*** Items
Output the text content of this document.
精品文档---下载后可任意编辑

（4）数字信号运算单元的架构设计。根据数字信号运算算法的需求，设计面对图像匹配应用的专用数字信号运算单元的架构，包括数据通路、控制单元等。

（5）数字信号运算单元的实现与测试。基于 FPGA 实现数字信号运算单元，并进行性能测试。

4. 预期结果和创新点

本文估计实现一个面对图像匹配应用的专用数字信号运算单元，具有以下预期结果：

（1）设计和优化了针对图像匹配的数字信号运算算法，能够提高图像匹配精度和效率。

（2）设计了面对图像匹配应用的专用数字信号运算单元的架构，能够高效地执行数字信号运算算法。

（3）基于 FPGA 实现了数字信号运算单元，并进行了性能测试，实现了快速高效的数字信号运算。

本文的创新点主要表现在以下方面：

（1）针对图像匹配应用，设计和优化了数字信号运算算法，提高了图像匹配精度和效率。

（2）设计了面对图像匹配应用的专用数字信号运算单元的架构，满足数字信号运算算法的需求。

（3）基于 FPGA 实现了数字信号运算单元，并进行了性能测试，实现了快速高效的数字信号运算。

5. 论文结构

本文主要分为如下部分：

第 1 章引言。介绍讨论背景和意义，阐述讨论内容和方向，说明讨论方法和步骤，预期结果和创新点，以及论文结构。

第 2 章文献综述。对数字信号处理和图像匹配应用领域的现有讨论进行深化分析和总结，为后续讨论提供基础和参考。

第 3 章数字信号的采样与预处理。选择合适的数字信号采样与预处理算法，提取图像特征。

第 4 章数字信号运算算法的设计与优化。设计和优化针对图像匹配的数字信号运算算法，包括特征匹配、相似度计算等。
******
- [Problem to work on] Copy out the material word for word and line for line.

- [Exercise output]
Output the text content of this document.
精品文档---下载后可任意编辑

（4）数字信号运算单元的架构设计。根据数字信号运算算法的需求，设计面对图像匹配应用的专用数字信号运算单元的架构，包括数据通路、控制单元等。

（5）数字信号运算单元的实现与测试。基于 FPGA 实现数字信号运算单元，并进行性能测试。

4. 预期结果和创新点

本文估计实现一个面对图像匹配应用的专用数字信号运算单元，具有以下预期结果：

（1）设计和优化了针对图像匹配的数字信号运算算法，能够提高图像匹配精度和效率。

（2）设计了面对图像匹配应用的专用数字信号运算单元的架构，能够高效地执行数字信号运算算法。

（3）基于 FPGA 实现了数字信号运算单元，并进行了性能测试，实现了快速高效的数字信号运算。

本文的创新点主要表现在以下方面：

（1）针对图像匹配应用，设计和优化了数字信号运算算法，提高了图像匹配精度和效率。

（2）设计了面对图像匹配应用的专用数字信号运算单元的架构，满足数字信号运算算法的需求。

（3）基于 FPGA 实现了数字信号运算单元，并进行了性能测试，实现了快速高效的数字信号运算。

5. 论文结构

本文主要分为如下部分：

第 1 章引言。介绍讨论背景和意义，阐述讨论内容和方向，说明讨论方法和步骤，预期结果和创新点，以及论文结构。

第 2 章文献综述。对数字信号处理和图像匹配应用领域的现有讨论进行深化分析和总结，为后续讨论提供基础和参考。

第 3 章数字信号的采样与预处理。选择合适的数字信号采样与预处理算法，提取图像特征。

第 4 章数字信号运算算法的设计与优化。设计和优化针对图像匹配的数字信号运算算法，包括特征匹配、相似度计算等。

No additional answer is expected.